--- Begin ---

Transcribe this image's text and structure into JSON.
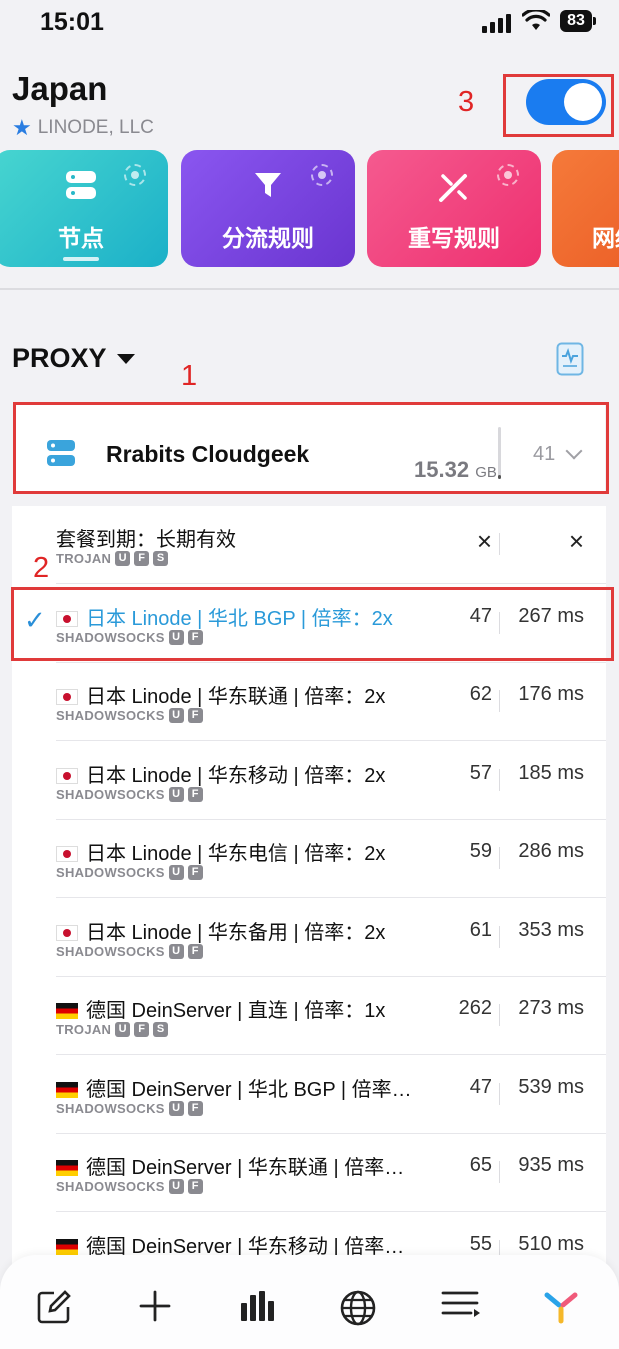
{
  "status_bar": {
    "time": "15:01",
    "battery": "83"
  },
  "header": {
    "title": "Japan",
    "subtitle": "LINODE, LLC"
  },
  "toggle": {
    "on": true
  },
  "annotations": {
    "a1": "1",
    "a2": "2",
    "a3": "3"
  },
  "tiles": [
    {
      "label": "节点",
      "icon": "server-icon",
      "color": "#2ec4c8"
    },
    {
      "label": "分流规则",
      "icon": "filter-icon",
      "color": "#7a45e0"
    },
    {
      "label": "重写规则",
      "icon": "wand-icon",
      "color": "#f0477a"
    },
    {
      "label": "网络",
      "icon": "network-icon",
      "color": "#f06a2a"
    }
  ],
  "proxy": {
    "title": "PROXY"
  },
  "group": {
    "name": "Rrabits Cloudgeek",
    "usage_value": "15.32",
    "usage_unit": "GB",
    "count": "41",
    "usage_fill": 0.08
  },
  "rows": [
    {
      "flag": "",
      "name": "套餐到期：长期有效",
      "protocol": "TROJAN",
      "badges": [
        "U",
        "F",
        "S"
      ],
      "num": "×",
      "ms": "×",
      "selected": false
    },
    {
      "flag": "jp",
      "name": "日本 Linode | 华北 BGP | 倍率：2x",
      "protocol": "SHADOWSOCKS",
      "badges": [
        "U",
        "F"
      ],
      "num": "47",
      "ms": "267 ms",
      "selected": true
    },
    {
      "flag": "jp",
      "name": "日本 Linode | 华东联通 | 倍率：2x",
      "protocol": "SHADOWSOCKS",
      "badges": [
        "U",
        "F"
      ],
      "num": "62",
      "ms": "176 ms",
      "selected": false
    },
    {
      "flag": "jp",
      "name": "日本 Linode | 华东移动 | 倍率：2x",
      "protocol": "SHADOWSOCKS",
      "badges": [
        "U",
        "F"
      ],
      "num": "57",
      "ms": "185 ms",
      "selected": false
    },
    {
      "flag": "jp",
      "name": "日本 Linode | 华东电信 | 倍率：2x",
      "protocol": "SHADOWSOCKS",
      "badges": [
        "U",
        "F"
      ],
      "num": "59",
      "ms": "286 ms",
      "selected": false
    },
    {
      "flag": "jp",
      "name": "日本 Linode | 华东备用 | 倍率：2x",
      "protocol": "SHADOWSOCKS",
      "badges": [
        "U",
        "F"
      ],
      "num": "61",
      "ms": "353 ms",
      "selected": false
    },
    {
      "flag": "de",
      "name": "德国 DeinServer | 直连 | 倍率：1x",
      "protocol": "TROJAN",
      "badges": [
        "U",
        "F",
        "S"
      ],
      "num": "262",
      "ms": "273 ms",
      "selected": false
    },
    {
      "flag": "de",
      "name": "德国 DeinServer | 华北 BGP | 倍率…",
      "protocol": "SHADOWSOCKS",
      "badges": [
        "U",
        "F"
      ],
      "num": "47",
      "ms": "539 ms",
      "selected": false
    },
    {
      "flag": "de",
      "name": "德国 DeinServer | 华东联通 | 倍率…",
      "protocol": "SHADOWSOCKS",
      "badges": [
        "U",
        "F"
      ],
      "num": "65",
      "ms": "935 ms",
      "selected": false
    },
    {
      "flag": "de",
      "name": "德国 DeinServer | 华东移动 | 倍率…",
      "protocol": "",
      "badges": [],
      "num": "55",
      "ms": "510 ms",
      "selected": false
    }
  ],
  "bottom_nav": [
    "edit-icon",
    "add-icon",
    "stats-icon",
    "globe-icon",
    "list-icon",
    "app-logo-icon"
  ]
}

--- End ---

### What this task involves
Repeat the material above in full and exactly, apart from the pictures.

### Complete response
Transcribe this image's text and structure into JSON.
{
  "status_bar": {
    "time": "15:01",
    "battery": "83"
  },
  "header": {
    "title": "Japan",
    "subtitle": "LINODE, LLC"
  },
  "toggle": {
    "on": true
  },
  "annotations": {
    "a1": "1",
    "a2": "2",
    "a3": "3"
  },
  "tiles": [
    {
      "label": "节点",
      "icon": "server-icon",
      "color": "#2ec4c8"
    },
    {
      "label": "分流规则",
      "icon": "filter-icon",
      "color": "#7a45e0"
    },
    {
      "label": "重写规则",
      "icon": "wand-icon",
      "color": "#f0477a"
    },
    {
      "label": "网络",
      "icon": "network-icon",
      "color": "#f06a2a"
    }
  ],
  "proxy": {
    "title": "PROXY"
  },
  "group": {
    "name": "Rrabits Cloudgeek",
    "usage_value": "15.32",
    "usage_unit": "GB",
    "count": "41",
    "usage_fill": 0.08
  },
  "rows": [
    {
      "flag": "",
      "name": "套餐到期：长期有效",
      "protocol": "TROJAN",
      "badges": [
        "U",
        "F",
        "S"
      ],
      "num": "×",
      "ms": "×",
      "selected": false
    },
    {
      "flag": "jp",
      "name": "日本 Linode | 华北 BGP | 倍率：2x",
      "protocol": "SHADOWSOCKS",
      "badges": [
        "U",
        "F"
      ],
      "num": "47",
      "ms": "267 ms",
      "selected": true
    },
    {
      "flag": "jp",
      "name": "日本 Linode | 华东联通 | 倍率：2x",
      "protocol": "SHADOWSOCKS",
      "badges": [
        "U",
        "F"
      ],
      "num": "62",
      "ms": "176 ms",
      "selected": false
    },
    {
      "flag": "jp",
      "name": "日本 Linode | 华东移动 | 倍率：2x",
      "protocol": "SHADOWSOCKS",
      "badges": [
        "U",
        "F"
      ],
      "num": "57",
      "ms": "185 ms",
      "selected": false
    },
    {
      "flag": "jp",
      "name": "日本 Linode | 华东电信 | 倍率：2x",
      "protocol": "SHADOWSOCKS",
      "badges": [
        "U",
        "F"
      ],
      "num": "59",
      "ms": "286 ms",
      "selected": false
    },
    {
      "flag": "jp",
      "name": "日本 Linode | 华东备用 | 倍率：2x",
      "protocol": "SHADOWSOCKS",
      "badges": [
        "U",
        "F"
      ],
      "num": "61",
      "ms": "353 ms",
      "selected": false
    },
    {
      "flag": "de",
      "name": "德国 DeinServer | 直连 | 倍率：1x",
      "protocol": "TROJAN",
      "badges": [
        "U",
        "F",
        "S"
      ],
      "num": "262",
      "ms": "273 ms",
      "selected": false
    },
    {
      "flag": "de",
      "name": "德国 DeinServer | 华北 BGP | 倍率…",
      "protocol": "SHADOWSOCKS",
      "badges": [
        "U",
        "F"
      ],
      "num": "47",
      "ms": "539 ms",
      "selected": false
    },
    {
      "flag": "de",
      "name": "德国 DeinServer | 华东联通 | 倍率…",
      "protocol": "SHADOWSOCKS",
      "badges": [
        "U",
        "F"
      ],
      "num": "65",
      "ms": "935 ms",
      "selected": false
    },
    {
      "flag": "de",
      "name": "德国 DeinServer | 华东移动 | 倍率…",
      "protocol": "",
      "badges": [],
      "num": "55",
      "ms": "510 ms",
      "selected": false
    }
  ],
  "bottom_nav": [
    "edit-icon",
    "add-icon",
    "stats-icon",
    "globe-icon",
    "list-icon",
    "app-logo-icon"
  ]
}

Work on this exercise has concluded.